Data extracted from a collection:

▬▬▬

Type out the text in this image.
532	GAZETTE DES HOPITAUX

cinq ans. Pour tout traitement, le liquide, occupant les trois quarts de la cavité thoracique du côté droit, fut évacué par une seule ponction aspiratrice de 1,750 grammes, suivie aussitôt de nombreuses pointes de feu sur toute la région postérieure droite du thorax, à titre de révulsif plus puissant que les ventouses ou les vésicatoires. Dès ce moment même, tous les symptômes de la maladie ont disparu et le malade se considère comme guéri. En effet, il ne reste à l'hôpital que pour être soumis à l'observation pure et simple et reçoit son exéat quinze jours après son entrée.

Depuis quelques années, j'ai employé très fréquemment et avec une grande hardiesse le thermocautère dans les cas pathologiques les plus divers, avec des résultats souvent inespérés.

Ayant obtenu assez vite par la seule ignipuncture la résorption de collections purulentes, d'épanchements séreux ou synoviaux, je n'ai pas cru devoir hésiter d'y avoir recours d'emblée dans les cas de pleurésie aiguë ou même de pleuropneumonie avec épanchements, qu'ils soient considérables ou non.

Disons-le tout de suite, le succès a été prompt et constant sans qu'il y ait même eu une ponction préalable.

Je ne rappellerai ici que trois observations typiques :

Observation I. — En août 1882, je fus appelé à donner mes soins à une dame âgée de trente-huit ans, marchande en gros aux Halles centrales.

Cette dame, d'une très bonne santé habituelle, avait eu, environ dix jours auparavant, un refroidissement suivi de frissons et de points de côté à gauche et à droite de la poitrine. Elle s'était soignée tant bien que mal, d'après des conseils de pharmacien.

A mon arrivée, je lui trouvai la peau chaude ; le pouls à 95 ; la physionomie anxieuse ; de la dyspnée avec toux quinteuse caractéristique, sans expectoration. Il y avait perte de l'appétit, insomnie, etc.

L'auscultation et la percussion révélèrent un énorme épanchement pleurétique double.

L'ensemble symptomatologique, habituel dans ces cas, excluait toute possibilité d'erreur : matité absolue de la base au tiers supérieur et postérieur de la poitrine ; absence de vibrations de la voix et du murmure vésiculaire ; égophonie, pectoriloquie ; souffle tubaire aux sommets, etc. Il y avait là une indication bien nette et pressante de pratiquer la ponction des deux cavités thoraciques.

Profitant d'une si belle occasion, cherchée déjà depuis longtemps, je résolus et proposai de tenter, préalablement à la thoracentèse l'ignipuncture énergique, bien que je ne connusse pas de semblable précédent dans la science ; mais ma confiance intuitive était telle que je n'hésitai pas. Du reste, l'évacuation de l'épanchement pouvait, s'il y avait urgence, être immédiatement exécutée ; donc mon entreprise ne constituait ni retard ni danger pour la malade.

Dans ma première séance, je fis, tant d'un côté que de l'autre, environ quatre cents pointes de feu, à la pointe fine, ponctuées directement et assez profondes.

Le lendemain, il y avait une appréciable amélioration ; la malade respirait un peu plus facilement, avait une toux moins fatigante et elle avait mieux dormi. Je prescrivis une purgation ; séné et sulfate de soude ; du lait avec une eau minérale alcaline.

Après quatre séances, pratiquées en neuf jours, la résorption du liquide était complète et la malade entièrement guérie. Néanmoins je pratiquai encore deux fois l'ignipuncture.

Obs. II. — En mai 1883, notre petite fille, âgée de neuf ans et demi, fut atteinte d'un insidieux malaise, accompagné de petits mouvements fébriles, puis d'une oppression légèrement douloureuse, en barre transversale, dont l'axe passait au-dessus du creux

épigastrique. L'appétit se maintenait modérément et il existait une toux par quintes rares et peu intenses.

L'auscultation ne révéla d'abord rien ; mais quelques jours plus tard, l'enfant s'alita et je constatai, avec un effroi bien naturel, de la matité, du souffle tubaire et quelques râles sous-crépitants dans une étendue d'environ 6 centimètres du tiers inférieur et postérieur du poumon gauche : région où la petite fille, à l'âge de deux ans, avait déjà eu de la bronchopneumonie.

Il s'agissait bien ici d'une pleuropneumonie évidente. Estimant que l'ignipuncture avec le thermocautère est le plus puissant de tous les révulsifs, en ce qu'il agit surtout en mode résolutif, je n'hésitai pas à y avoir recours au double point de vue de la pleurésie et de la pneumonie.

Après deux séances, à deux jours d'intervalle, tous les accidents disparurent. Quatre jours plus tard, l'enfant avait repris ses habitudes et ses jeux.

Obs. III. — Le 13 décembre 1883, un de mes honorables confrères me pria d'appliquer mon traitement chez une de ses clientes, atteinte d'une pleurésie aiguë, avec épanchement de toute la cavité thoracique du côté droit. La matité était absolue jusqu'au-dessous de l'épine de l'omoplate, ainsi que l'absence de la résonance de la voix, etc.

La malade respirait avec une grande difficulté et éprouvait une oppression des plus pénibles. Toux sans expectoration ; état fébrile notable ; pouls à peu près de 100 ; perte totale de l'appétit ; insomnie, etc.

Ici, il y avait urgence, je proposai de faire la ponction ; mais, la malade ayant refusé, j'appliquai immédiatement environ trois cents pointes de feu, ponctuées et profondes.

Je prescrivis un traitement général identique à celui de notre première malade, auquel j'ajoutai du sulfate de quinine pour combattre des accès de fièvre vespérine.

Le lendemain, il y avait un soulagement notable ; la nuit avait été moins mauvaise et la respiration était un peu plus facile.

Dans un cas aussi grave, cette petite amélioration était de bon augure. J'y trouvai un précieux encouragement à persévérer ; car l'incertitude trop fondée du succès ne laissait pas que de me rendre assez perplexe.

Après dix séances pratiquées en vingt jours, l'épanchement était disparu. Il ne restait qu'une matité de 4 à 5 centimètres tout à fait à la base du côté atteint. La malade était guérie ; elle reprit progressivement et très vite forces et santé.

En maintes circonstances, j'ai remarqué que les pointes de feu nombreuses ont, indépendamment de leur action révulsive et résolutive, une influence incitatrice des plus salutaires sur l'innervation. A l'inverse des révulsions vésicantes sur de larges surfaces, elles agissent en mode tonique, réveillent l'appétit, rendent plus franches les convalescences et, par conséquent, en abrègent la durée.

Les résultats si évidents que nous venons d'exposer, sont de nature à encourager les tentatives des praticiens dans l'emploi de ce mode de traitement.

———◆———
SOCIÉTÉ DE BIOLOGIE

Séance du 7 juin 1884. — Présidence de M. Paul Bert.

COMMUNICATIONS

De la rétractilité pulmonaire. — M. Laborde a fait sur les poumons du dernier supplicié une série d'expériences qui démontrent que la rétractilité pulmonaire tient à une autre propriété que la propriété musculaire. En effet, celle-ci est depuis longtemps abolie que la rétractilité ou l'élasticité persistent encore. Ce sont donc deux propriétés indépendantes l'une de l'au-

▬▬▬

= PROBLEM =
Print every record above exactly as written.

= EXERCISE RESPONSE =
Type out the text in this image.
532	GAZETTE DES HOPITAUX

cinq ans. Pour tout traitement, le liquide, occupant les trois quarts de la cavité thoracique du côté droit, fut évacué par une seule ponction aspiratrice de 1,750 grammes, suivie aussitôt de nombreuses pointes de feu sur toute la région postérieure droite du thorax, à titre de révulsif plus puissant que les ventouses ou les vésicatoires. Dès ce moment même, tous les symptômes de la maladie ont disparu et le malade se considère comme guéri. En effet, il ne reste à l'hôpital que pour être soumis à l'observation pure et simple et reçoit son exéat quinze jours après son entrée.

Depuis quelques années, j'ai employé très fréquemment et avec une grande hardiesse le thermocautère dans les cas pathologiques les plus divers, avec des résultats souvent inespérés.

Ayant obtenu assez vite par la seule ignipuncture la résorption de collections purulentes, d'épanchements séreux ou synoviaux, je n'ai pas cru devoir hésiter d'y avoir recours d'emblée dans les cas de pleurésie aiguë ou même de pleuropneumonie avec épanchements, qu'ils soient considérables ou non.

Disons-le tout de suite, le succès a été prompt et constant sans qu'il y ait même eu une ponction préalable.

Je ne rappellerai ici que trois observations typiques :

Observation I. — En août 1882, je fus appelé à donner mes soins à une dame âgée de trente-huit ans, marchande en gros aux Halles centrales.

Cette dame, d'une très bonne santé habituelle, avait eu, environ dix jours auparavant, un refroidissement suivi de frissons et de points de côté à gauche et à droite de la poitrine. Elle s'était soignée tant bien que mal, d'après des conseils de pharmacien.

A mon arrivée, je lui trouvai la peau chaude ; le pouls à 95 ; la physionomie anxieuse ; de la dyspnée avec toux quinteuse caractéristique, sans expectoration. Il y avait perte de l'appétit, insomnie, etc.

L'auscultation et la percussion révélèrent un énorme épanchement pleurétique double.

L'ensemble symptomatologique, habituel dans ces cas, excluait toute possibilité d'erreur : matité absolue de la base au tiers supérieur et postérieur de la poitrine ; absence de vibrations de la voix et du murmure vésiculaire ; égophonie, pectoriloquie ; souffle tubaire aux sommets, etc. Il y avait là une indication bien nette et pressante de pratiquer la ponction des deux cavités thoraciques.

Profitant d'une si belle occasion, cherchée déjà depuis longtemps, je résolus et proposai de tenter, préalablement à la thoracentèse l'ignipuncture énergique, bien que je ne connusse pas de semblable précédent dans la science ; mais ma confiance intuitive était telle que je n'hésitai pas. Du reste, l'évacuation de l'épanchement pouvait, s'il y avait urgence, être immédiatement exécutée ; donc mon entreprise ne constituait ni retard ni danger pour la malade.

Dans ma première séance, je fis, tant d'un côté que de l'autre, environ quatre cents pointes de feu, à la pointe fine, ponctuées directement et assez profondes.

Le lendemain, il y avait une appréciable amélioration ; la malade respirait un peu plus facilement, avait une toux moins fatigante et elle avait mieux dormi. Je prescrivis une purgation ; séné et sulfate de soude ; du lait avec une eau minérale alcaline.

Après quatre séances, pratiquées en neuf jours, la résorption du liquide était complète et la malade entièrement guérie. Néanmoins je pratiquai encore deux fois l'ignipuncture.

Obs. II. — En mai 1883, notre petite fille, âgée de neuf ans et demi, fut atteinte d'un insidieux malaise, accompagné de petits mouvements fébriles, puis d'une oppression légèrement douloureuse, en barre transversale, dont l'axe passait au-dessus du creux

épigastrique. L'appétit se maintenait modérément et il existait une toux par quintes rares et peu intenses.

L'auscultation ne révéla d'abord rien ; mais quelques jours plus tard, l'enfant s'alita et je constatai, avec un effroi bien naturel, de la matité, du souffle tubaire et quelques râles sous-crépitants dans une étendue d'environ 6 centimètres du tiers inférieur et postérieur du poumon gauche : région où la petite fille, à l'âge de deux ans, avait déjà eu de la bronchopneumonie.

Il s'agissait bien ici d'une pleuropneumonie évidente. Estimant que l'ignipuncture avec le thermocautère est le plus puissant de tous les révulsifs, en ce qu'il agit surtout en mode résolutif, je n'hésitai pas à y avoir recours au double point de vue de la pleurésie et de la pneumonie.

Après deux séances, à deux jours d'intervalle, tous les accidents disparurent. Quatre jours plus tard, l'enfant avait repris ses habitudes et ses jeux.

Obs. III. — Le 13 décembre 1883, un de mes honorables confrères me pria d'appliquer mon traitement chez une de ses clientes, atteinte d'une pleurésie aiguë, avec épanchement de toute la cavité thoracique du côté droit. La matité était absolue jusqu'au-dessous de l'épine de l'omoplate, ainsi que l'absence de la résonance de la voix, etc.

La malade respirait avec une grande difficulté et éprouvait une oppression des plus pénibles. Toux sans expectoration ; état fébrile notable ; pouls à peu près de 100 ; perte totale de l'appétit ; insomnie, etc.

Ici, il y avait urgence, je proposai de faire la ponction ; mais, la malade ayant refusé, j'appliquai immédiatement environ trois cents pointes de feu, ponctuées et profondes.

Je prescrivis un traitement général identique à celui de notre première malade, auquel j'ajoutai du sulfate de quinine pour combattre des accès de fièvre vespérine.

Le lendemain, il y avait un soulagement notable ; la nuit avait été moins mauvaise et la respiration était un peu plus facile.

Dans un cas aussi grave, cette petite amélioration était de bon augure. J'y trouvai un précieux encouragement à persévérer ; car l'incertitude trop fondée du succès ne laissait pas que de me rendre assez perplexe.

Après dix séances pratiquées en vingt jours, l'épanchement était disparu. Il ne restait qu'une matité de 4 à 5 centimètres tout à fait à la base du côté atteint. La malade était guérie ; elle reprit progressivement et très vite forces et santé.

En maintes circonstances, j'ai remarqué que les pointes de feu nombreuses ont, indépendamment de leur action révulsive et résolutive, une influence incitatrice des plus salutaires sur l'innervation. A l'inverse des révulsions vésicantes sur de larges surfaces, elles agissent en mode tonique, réveillent l'appétit, rendent plus franches les convalescences et, par conséquent, en abrègent la durée.

Les résultats si évidents que nous venons d'exposer, sont de nature à encourager les tentatives des praticiens dans l'emploi de ce mode de traitement.

———◆———
SOCIÉTÉ DE BIOLOGIE

Séance du 7 juin 1884. — Présidence de M. Paul Bert.

COMMUNICATIONS

De la rétractilité pulmonaire. — M. Laborde a fait sur les poumons du dernier supplicié une série d'expériences qui démontrent que la rétractilité pulmonaire tient à une autre propriété que la propriété musculaire. En effet, celle-ci est depuis longtemps abolie que la rétractilité ou l'élasticité persistent encore. Ce sont donc deux propriétés indépendantes l'une de l'au-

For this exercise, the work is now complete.